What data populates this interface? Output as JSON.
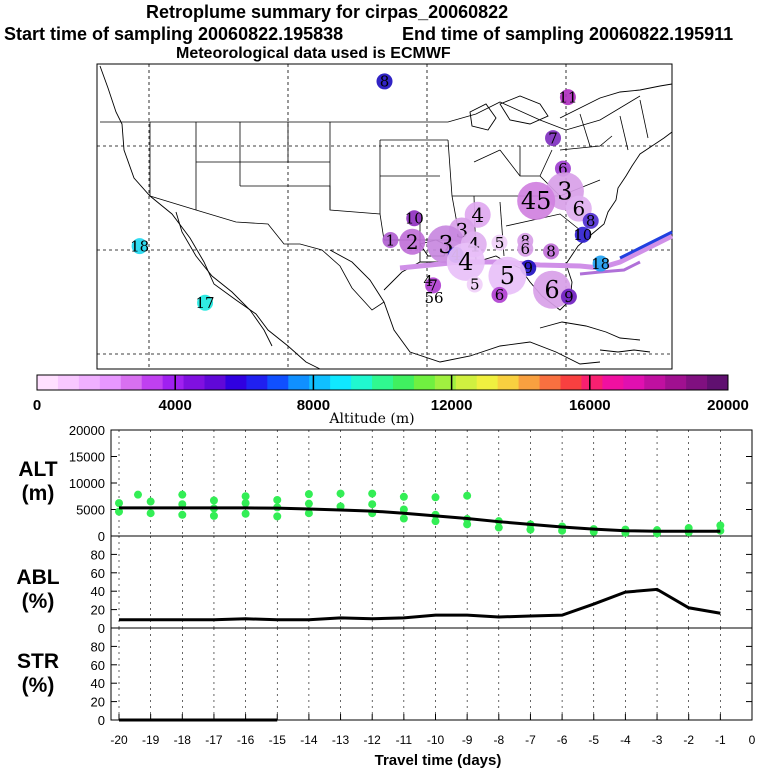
{
  "header": {
    "title": "Retroplume summary for cirpas_20060822",
    "start_time": "Start time of sampling 20060822.195838",
    "end_time": "End time of sampling 20060822.195911",
    "met_data": "Meteorological data used is ECMWF"
  },
  "colors": {
    "line": "#000000",
    "alt_dots": "#33ee55"
  },
  "map": {
    "markers": [
      {
        "label": "8",
        "lon": -92.0,
        "lat": 48.0,
        "color": "#2010c0",
        "size": "small"
      },
      {
        "label": "11",
        "lon": -73.5,
        "lat": 46.2,
        "color": "#b030c0",
        "size": "small"
      },
      {
        "label": "7",
        "lon": -75.0,
        "lat": 41.5,
        "color": "#8030c0",
        "size": "small"
      },
      {
        "label": "6",
        "lon": -74.0,
        "lat": 38.0,
        "color": "#a040d0",
        "size": "small"
      },
      {
        "label": "3",
        "lon": -73.8,
        "lat": 35.4,
        "color": "#d8a0e8",
        "size": "large"
      },
      {
        "label": "45",
        "lon": -76.7,
        "lat": 34.3,
        "color": "#d080e0",
        "size": "large"
      },
      {
        "label": "6",
        "lon": -72.4,
        "lat": 33.4,
        "color": "#e0b0f0",
        "size": "medium"
      },
      {
        "label": "4",
        "lon": -82.6,
        "lat": 32.7,
        "color": "#e0a8f0",
        "size": "medium"
      },
      {
        "label": "3",
        "lon": -84.2,
        "lat": 30.9,
        "color": "#d8a0e8",
        "size": "medium"
      },
      {
        "label": "10",
        "lon": -89.0,
        "lat": 32.3,
        "color": "#9030c0",
        "size": "small"
      },
      {
        "label": "1",
        "lon": -91.4,
        "lat": 29.8,
        "color": "#b060d0",
        "size": "small"
      },
      {
        "label": "2",
        "lon": -89.2,
        "lat": 29.6,
        "color": "#c070d8",
        "size": "medium"
      },
      {
        "label": "3",
        "lon": -85.8,
        "lat": 29.3,
        "color": "#c888e0",
        "size": "large"
      },
      {
        "label": "4",
        "lon": -84.8,
        "lat": 28.1,
        "color": "#2010c0",
        "size": "small"
      },
      {
        "label": "4",
        "lon": -83.0,
        "lat": 29.3,
        "color": "#e0b0f0",
        "size": "medium"
      },
      {
        "label": "5",
        "lon": -80.4,
        "lat": 29.5,
        "color": "#f0d0f8",
        "size": "small"
      },
      {
        "label": "4",
        "lon": -83.8,
        "lat": 27.3,
        "color": "#e8c0f8",
        "size": "large"
      },
      {
        "label": "8",
        "lon": -77.8,
        "lat": 29.7,
        "color": "#d8a0e8",
        "size": "small"
      },
      {
        "label": "6",
        "lon": -77.8,
        "lat": 28.8,
        "color": "#d8a0e8",
        "size": "small"
      },
      {
        "label": "8",
        "lon": -75.2,
        "lat": 28.5,
        "color": "#c070d8",
        "size": "small"
      },
      {
        "label": "10",
        "lon": -72.0,
        "lat": 30.4,
        "color": "#3020d0",
        "size": "small"
      },
      {
        "label": "8",
        "lon": -71.2,
        "lat": 32.0,
        "color": "#5030d0",
        "size": "small"
      },
      {
        "label": "18",
        "lon": -70.2,
        "lat": 27.1,
        "color": "#20a0f0",
        "size": "small"
      },
      {
        "label": "9",
        "lon": -77.5,
        "lat": 26.6,
        "color": "#2010c0",
        "size": "small"
      },
      {
        "label": "5",
        "lon": -79.6,
        "lat": 25.7,
        "color": "#e8c0f8",
        "size": "large"
      },
      {
        "label": "6",
        "lon": -75.1,
        "lat": 24.1,
        "color": "#d8a0e8",
        "size": "large"
      },
      {
        "label": "5",
        "lon": -82.9,
        "lat": 24.7,
        "color": "#f0d0f8",
        "size": "small"
      },
      {
        "label": "7",
        "lon": -87.1,
        "lat": 24.6,
        "color": "#b040d0",
        "size": "small"
      },
      {
        "label": "4",
        "lon": -87.6,
        "lat": 25.1,
        "color": "#ffffff",
        "size": "tiny"
      },
      {
        "label": "9",
        "lon": -73.4,
        "lat": 23.3,
        "color": "#7020c0",
        "size": "small"
      },
      {
        "label": "6",
        "lon": -80.4,
        "lat": 23.5,
        "color": "#b040d0",
        "size": "small"
      },
      {
        "label": "56",
        "lon": -87.0,
        "lat": 23.2,
        "color": "#ffffff",
        "size": "tiny"
      },
      {
        "label": "18",
        "lon": -116.7,
        "lat": 29.1,
        "color": "#20d8f0",
        "size": "small"
      },
      {
        "label": "17",
        "lon": -110.1,
        "lat": 22.6,
        "color": "#20e8e0",
        "size": "small"
      }
    ]
  },
  "colorbar": {
    "label": "Altitude (m)",
    "min": 0,
    "max": 20000,
    "tick_labels": [
      "0",
      "4000",
      "8000",
      "12000",
      "16000",
      "20000"
    ],
    "colors": [
      "#ffe0ff",
      "#f8c8ff",
      "#f0b0ff",
      "#e898ff",
      "#d870f0",
      "#c040f0",
      "#a020f0",
      "#8010e0",
      "#6008d8",
      "#3000e0",
      "#2020f0",
      "#1050ff",
      "#1090ff",
      "#10c0ff",
      "#10e8ff",
      "#20f8d0",
      "#30f890",
      "#40f060",
      "#70f040",
      "#a0f040",
      "#d0f040",
      "#f0f040",
      "#f8d040",
      "#f8a040",
      "#f87040",
      "#f84040",
      "#f82070",
      "#f010a0",
      "#e010b0",
      "#c010a0",
      "#a01090",
      "#801080",
      "#601070"
    ]
  },
  "chart_data": [
    {
      "type": "line",
      "name": "ALT",
      "ylabel": "ALT\n(m)",
      "ylabel_lines": [
        "ALT",
        "(m)"
      ],
      "ylim": [
        0,
        20000
      ],
      "yticks": [
        0,
        5000,
        10000,
        15000,
        20000
      ],
      "ytick_labels": [
        "0",
        "5000",
        "10000",
        "15000",
        "20000"
      ],
      "x": [
        -20,
        -19,
        -18,
        -17,
        -16,
        -15,
        -14,
        -13,
        -12,
        -11,
        -10,
        -9,
        -8,
        -7,
        -6,
        -5,
        -4,
        -3,
        -2,
        -1
      ],
      "series": [
        {
          "name": "mean altitude",
          "values": [
            5300,
            5300,
            5300,
            5300,
            5300,
            5250,
            5100,
            4900,
            4700,
            4300,
            3800,
            3300,
            2700,
            2200,
            1700,
            1300,
            1000,
            900,
            900,
            900
          ]
        }
      ],
      "scatter": [
        {
          "x": -20,
          "y": 6200
        },
        {
          "x": -20,
          "y": 4600
        },
        {
          "x": -19.4,
          "y": 7800
        },
        {
          "x": -19,
          "y": 6500
        },
        {
          "x": -19,
          "y": 4300
        },
        {
          "x": -18,
          "y": 7800
        },
        {
          "x": -18,
          "y": 6000
        },
        {
          "x": -18,
          "y": 4000
        },
        {
          "x": -17,
          "y": 6700
        },
        {
          "x": -17,
          "y": 5200
        },
        {
          "x": -17,
          "y": 3800
        },
        {
          "x": -16,
          "y": 7500
        },
        {
          "x": -16,
          "y": 6200
        },
        {
          "x": -16,
          "y": 4200
        },
        {
          "x": -15,
          "y": 6800
        },
        {
          "x": -15,
          "y": 5400
        },
        {
          "x": -15,
          "y": 3700
        },
        {
          "x": -14,
          "y": 7900
        },
        {
          "x": -14,
          "y": 6100
        },
        {
          "x": -14,
          "y": 4300
        },
        {
          "x": -13,
          "y": 8000
        },
        {
          "x": -13,
          "y": 5600
        },
        {
          "x": -12,
          "y": 8000
        },
        {
          "x": -12,
          "y": 6000
        },
        {
          "x": -12,
          "y": 4300
        },
        {
          "x": -11,
          "y": 7400
        },
        {
          "x": -11,
          "y": 5000
        },
        {
          "x": -11,
          "y": 3300
        },
        {
          "x": -10,
          "y": 7300
        },
        {
          "x": -10,
          "y": 4000
        },
        {
          "x": -10,
          "y": 2800
        },
        {
          "x": -9,
          "y": 7600
        },
        {
          "x": -9,
          "y": 3200
        },
        {
          "x": -9,
          "y": 2200
        },
        {
          "x": -8,
          "y": 2800
        },
        {
          "x": -8,
          "y": 1600
        },
        {
          "x": -7,
          "y": 2200
        },
        {
          "x": -7,
          "y": 1200
        },
        {
          "x": -6,
          "y": 1800
        },
        {
          "x": -6,
          "y": 1000
        },
        {
          "x": -5,
          "y": 1300
        },
        {
          "x": -5,
          "y": 800
        },
        {
          "x": -4,
          "y": 1200
        },
        {
          "x": -4,
          "y": 600
        },
        {
          "x": -3,
          "y": 1100
        },
        {
          "x": -3,
          "y": 500
        },
        {
          "x": -2,
          "y": 1500
        },
        {
          "x": -2,
          "y": 700
        },
        {
          "x": -1,
          "y": 2000
        },
        {
          "x": -1,
          "y": 1000
        }
      ]
    },
    {
      "type": "line",
      "name": "ABL",
      "ylabel": "ABL\n(%)",
      "ylabel_lines": [
        "ABL",
        "(%)"
      ],
      "ylim": [
        0,
        100
      ],
      "yticks": [
        0,
        20,
        40,
        60,
        80
      ],
      "ytick_labels": [
        "0",
        "20",
        "40",
        "60",
        "80"
      ],
      "x": [
        -20,
        -19,
        -18,
        -17,
        -16,
        -15,
        -14,
        -13,
        -12,
        -11,
        -10,
        -9,
        -8,
        -7,
        -6,
        -5,
        -4,
        -3,
        -2,
        -1
      ],
      "series": [
        {
          "name": "ABL fraction",
          "values": [
            9,
            9,
            9,
            9,
            10,
            9,
            9,
            11,
            10,
            11,
            14,
            14,
            12,
            13,
            14,
            26,
            39,
            42,
            22,
            16
          ]
        }
      ]
    },
    {
      "type": "line",
      "name": "STR",
      "ylabel": "STR\n(%)",
      "ylabel_lines": [
        "STR",
        "(%)"
      ],
      "ylim": [
        0,
        100
      ],
      "yticks": [
        0,
        20,
        40,
        60,
        80
      ],
      "ytick_labels": [
        "0",
        "20",
        "40",
        "60",
        "80"
      ],
      "x": [
        -20,
        -19,
        -18,
        -17,
        -16,
        -15
      ],
      "series": [
        {
          "name": "stratospheric fraction",
          "values": [
            0,
            0,
            0,
            0,
            0,
            0
          ]
        }
      ]
    }
  ],
  "xaxis": {
    "label": "Travel time (days)",
    "ticks": [
      -20,
      -19,
      -18,
      -17,
      -16,
      -15,
      -14,
      -13,
      -12,
      -11,
      -10,
      -9,
      -8,
      -7,
      -6,
      -5,
      -4,
      -3,
      -2,
      -1,
      0
    ],
    "tick_labels": [
      "-20",
      "-19",
      "-18",
      "-17",
      "-16",
      "-15",
      "-14",
      "-13",
      "-12",
      "-11",
      "-10",
      "-9",
      "-8",
      "-7",
      "-6",
      "-5",
      "-4",
      "-3",
      "-2",
      "-1",
      "0"
    ]
  }
}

=-=-=-=-=

Written task: Filter the records down to the lines that contain the string "fraction", and copy those lines.

Full answer:
          "name": "ABL fraction",
          "name": "stratospheric fraction",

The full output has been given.